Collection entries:

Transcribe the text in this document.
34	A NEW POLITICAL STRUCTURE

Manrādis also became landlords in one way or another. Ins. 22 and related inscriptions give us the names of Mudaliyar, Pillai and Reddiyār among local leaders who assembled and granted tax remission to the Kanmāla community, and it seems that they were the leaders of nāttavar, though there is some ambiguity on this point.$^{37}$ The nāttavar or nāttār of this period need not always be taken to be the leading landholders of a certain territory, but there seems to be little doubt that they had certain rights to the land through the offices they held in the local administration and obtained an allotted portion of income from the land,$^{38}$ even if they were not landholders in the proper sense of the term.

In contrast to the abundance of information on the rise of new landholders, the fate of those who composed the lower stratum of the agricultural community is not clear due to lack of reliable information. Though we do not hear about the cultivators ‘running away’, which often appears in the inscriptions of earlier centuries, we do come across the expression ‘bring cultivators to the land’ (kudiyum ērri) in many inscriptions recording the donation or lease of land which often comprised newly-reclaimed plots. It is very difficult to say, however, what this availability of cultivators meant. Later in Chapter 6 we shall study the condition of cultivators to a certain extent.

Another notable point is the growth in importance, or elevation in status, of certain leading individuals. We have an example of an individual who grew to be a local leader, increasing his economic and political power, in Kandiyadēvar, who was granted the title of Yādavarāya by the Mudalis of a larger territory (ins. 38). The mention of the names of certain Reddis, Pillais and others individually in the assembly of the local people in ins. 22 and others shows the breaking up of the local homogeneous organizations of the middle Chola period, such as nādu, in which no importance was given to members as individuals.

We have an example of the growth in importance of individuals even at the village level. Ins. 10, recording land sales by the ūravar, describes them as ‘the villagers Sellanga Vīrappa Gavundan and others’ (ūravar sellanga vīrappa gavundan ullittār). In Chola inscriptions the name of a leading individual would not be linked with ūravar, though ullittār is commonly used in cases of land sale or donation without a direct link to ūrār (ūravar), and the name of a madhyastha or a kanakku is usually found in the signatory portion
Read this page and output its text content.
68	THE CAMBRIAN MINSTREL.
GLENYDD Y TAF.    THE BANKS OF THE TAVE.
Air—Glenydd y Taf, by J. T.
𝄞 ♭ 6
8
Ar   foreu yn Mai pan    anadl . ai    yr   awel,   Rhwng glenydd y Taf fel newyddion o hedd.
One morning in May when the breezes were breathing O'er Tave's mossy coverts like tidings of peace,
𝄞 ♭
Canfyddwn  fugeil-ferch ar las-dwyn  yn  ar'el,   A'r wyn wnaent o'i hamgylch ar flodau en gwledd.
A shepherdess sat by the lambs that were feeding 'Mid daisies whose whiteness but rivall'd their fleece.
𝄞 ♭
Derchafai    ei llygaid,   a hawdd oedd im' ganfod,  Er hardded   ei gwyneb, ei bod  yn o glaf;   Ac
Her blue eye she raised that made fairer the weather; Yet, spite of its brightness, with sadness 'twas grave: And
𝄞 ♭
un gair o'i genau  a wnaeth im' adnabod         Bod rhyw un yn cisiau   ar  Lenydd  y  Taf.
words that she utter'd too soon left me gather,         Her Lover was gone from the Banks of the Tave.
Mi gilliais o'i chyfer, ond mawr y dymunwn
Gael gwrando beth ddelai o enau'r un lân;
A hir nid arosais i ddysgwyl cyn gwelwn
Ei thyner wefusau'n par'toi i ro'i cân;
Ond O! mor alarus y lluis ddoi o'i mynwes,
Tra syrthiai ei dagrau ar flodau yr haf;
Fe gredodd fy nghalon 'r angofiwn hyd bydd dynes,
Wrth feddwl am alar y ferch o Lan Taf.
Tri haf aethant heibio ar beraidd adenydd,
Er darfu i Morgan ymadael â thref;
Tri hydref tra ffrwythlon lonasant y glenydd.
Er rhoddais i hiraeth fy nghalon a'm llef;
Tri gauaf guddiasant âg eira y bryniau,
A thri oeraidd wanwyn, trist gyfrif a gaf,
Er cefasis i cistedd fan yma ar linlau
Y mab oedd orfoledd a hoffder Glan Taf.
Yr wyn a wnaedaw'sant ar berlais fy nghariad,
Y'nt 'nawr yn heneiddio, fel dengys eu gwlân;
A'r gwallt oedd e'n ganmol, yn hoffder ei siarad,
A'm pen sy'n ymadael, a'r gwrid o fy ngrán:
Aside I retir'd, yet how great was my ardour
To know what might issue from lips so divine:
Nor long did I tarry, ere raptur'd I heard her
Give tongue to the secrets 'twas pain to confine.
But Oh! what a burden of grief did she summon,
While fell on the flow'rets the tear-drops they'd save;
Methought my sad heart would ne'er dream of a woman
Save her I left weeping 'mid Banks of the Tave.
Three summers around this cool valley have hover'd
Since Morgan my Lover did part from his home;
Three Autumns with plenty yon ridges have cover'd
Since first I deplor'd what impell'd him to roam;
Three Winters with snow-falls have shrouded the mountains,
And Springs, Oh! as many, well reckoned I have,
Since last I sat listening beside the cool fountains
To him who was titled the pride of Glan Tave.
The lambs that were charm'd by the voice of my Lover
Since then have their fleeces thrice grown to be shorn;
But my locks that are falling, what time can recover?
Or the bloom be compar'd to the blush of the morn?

## Written task
Return every line exactly.

## Completed exercise
Transcribe the text in this document.
34	A NEW POLITICAL STRUCTURE

Manrādis also became landlords in one way or another. Ins. 22 and related inscriptions give us the names of Mudaliyar, Pillai and Reddiyār among local leaders who assembled and granted tax remission to the Kanmāla community, and it seems that they were the leaders of nāttavar, though there is some ambiguity on this point.$^{37}$ The nāttavar or nāttār of this period need not always be taken to be the leading landholders of a certain territory, but there seems to be little doubt that they had certain rights to the land through the offices they held in the local administration and obtained an allotted portion of income from the land,$^{38}$ even if they were not landholders in the proper sense of the term.

In contrast to the abundance of information on the rise of new landholders, the fate of those who composed the lower stratum of the agricultural community is not clear due to lack of reliable information. Though we do not hear about the cultivators ‘running away’, which often appears in the inscriptions of earlier centuries, we do come across the expression ‘bring cultivators to the land’ (kudiyum ērri) in many inscriptions recording the donation or lease of land which often comprised newly-reclaimed plots. It is very difficult to say, however, what this availability of cultivators meant. Later in Chapter 6 we shall study the condition of cultivators to a certain extent.

Another notable point is the growth in importance, or elevation in status, of certain leading individuals. We have an example of an individual who grew to be a local leader, increasing his economic and political power, in Kandiyadēvar, who was granted the title of Yādavarāya by the Mudalis of a larger territory (ins. 38). The mention of the names of certain Reddis, Pillais and others individually in the assembly of the local people in ins. 22 and others shows the breaking up of the local homogeneous organizations of the middle Chola period, such as nādu, in which no importance was given to members as individuals.

We have an example of the growth in importance of individuals even at the village level. Ins. 10, recording land sales by the ūravar, describes them as ‘the villagers Sellanga Vīrappa Gavundan and others’ (ūravar sellanga vīrappa gavundan ullittār). In Chola inscriptions the name of a leading individual would not be linked with ūravar, though ullittār is commonly used in cases of land sale or donation without a direct link to ūrār (ūravar), and the name of a madhyastha or a kanakku is usually found in the signatory portion
Read this page and output its text content.
68	THE CAMBRIAN MINSTREL.
GLENYDD Y TAF.    THE BANKS OF THE TAVE.
Air—Glenydd y Taf, by J. T.
𝄞 ♭ 6
8
Ar   foreu yn Mai pan    anadl . ai    yr   awel,   Rhwng glenydd y Taf fel newyddion o hedd.
One morning in May when the breezes were breathing O'er Tave's mossy coverts like tidings of peace,
𝄞 ♭
Canfyddwn  fugeil-ferch ar las-dwyn  yn  ar'el,   A'r wyn wnaent o'i hamgylch ar flodau en gwledd.
A shepherdess sat by the lambs that were feeding 'Mid daisies whose whiteness but rivall'd their fleece.
𝄞 ♭
Derchafai    ei llygaid,   a hawdd oedd im' ganfod,  Er hardded   ei gwyneb, ei bod  yn o glaf;   Ac
Her blue eye she raised that made fairer the weather; Yet, spite of its brightness, with sadness 'twas grave: And
𝄞 ♭
un gair o'i genau  a wnaeth im' adnabod         Bod rhyw un yn cisiau   ar  Lenydd  y  Taf.
words that she utter'd too soon left me gather,         Her Lover was gone from the Banks of the Tave.
Mi gilliais o'i chyfer, ond mawr y dymunwn
Gael gwrando beth ddelai o enau'r un lân;
A hir nid arosais i ddysgwyl cyn gwelwn
Ei thyner wefusau'n par'toi i ro'i cân;
Ond O! mor alarus y lluis ddoi o'i mynwes,
Tra syrthiai ei dagrau ar flodau yr haf;
Fe gredodd fy nghalon 'r angofiwn hyd bydd dynes,
Wrth feddwl am alar y ferch o Lan Taf.
Tri haf aethant heibio ar beraidd adenydd,
Er darfu i Morgan ymadael â thref;
Tri hydref tra ffrwythlon lonasant y glenydd.
Er rhoddais i hiraeth fy nghalon a'm llef;
Tri gauaf guddiasant âg eira y bryniau,
A thri oeraidd wanwyn, trist gyfrif a gaf,
Er cefasis i cistedd fan yma ar linlau
Y mab oedd orfoledd a hoffder Glan Taf.
Yr wyn a wnaedaw'sant ar berlais fy nghariad,
Y'nt 'nawr yn heneiddio, fel dengys eu gwlân;
A'r gwallt oedd e'n ganmol, yn hoffder ei siarad,
A'm pen sy'n ymadael, a'r gwrid o fy ngrán:
Aside I retir'd, yet how great was my ardour
To know what might issue from lips so divine:
Nor long did I tarry, ere raptur'd I heard her
Give tongue to the secrets 'twas pain to confine.
But Oh! what a burden of grief did she summon,
While fell on the flow'rets the tear-drops they'd save;
Methought my sad heart would ne'er dream of a woman
Save her I left weeping 'mid Banks of the Tave.
Three summers around this cool valley have hover'd
Since Morgan my Lover did part from his home;
Three Autumns with plenty yon ridges have cover'd
Since first I deplor'd what impell'd him to roam;
Three Winters with snow-falls have shrouded the mountains,
And Springs, Oh! as many, well reckoned I have,
Since last I sat listening beside the cool fountains
To him who was titled the pride of Glan Tave.
The lambs that were charm'd by the voice of my Lover
Since then have their fleeces thrice grown to be shorn;
But my locks that are falling, what time can recover?
Or the bloom be compar'd to the blush of the morn?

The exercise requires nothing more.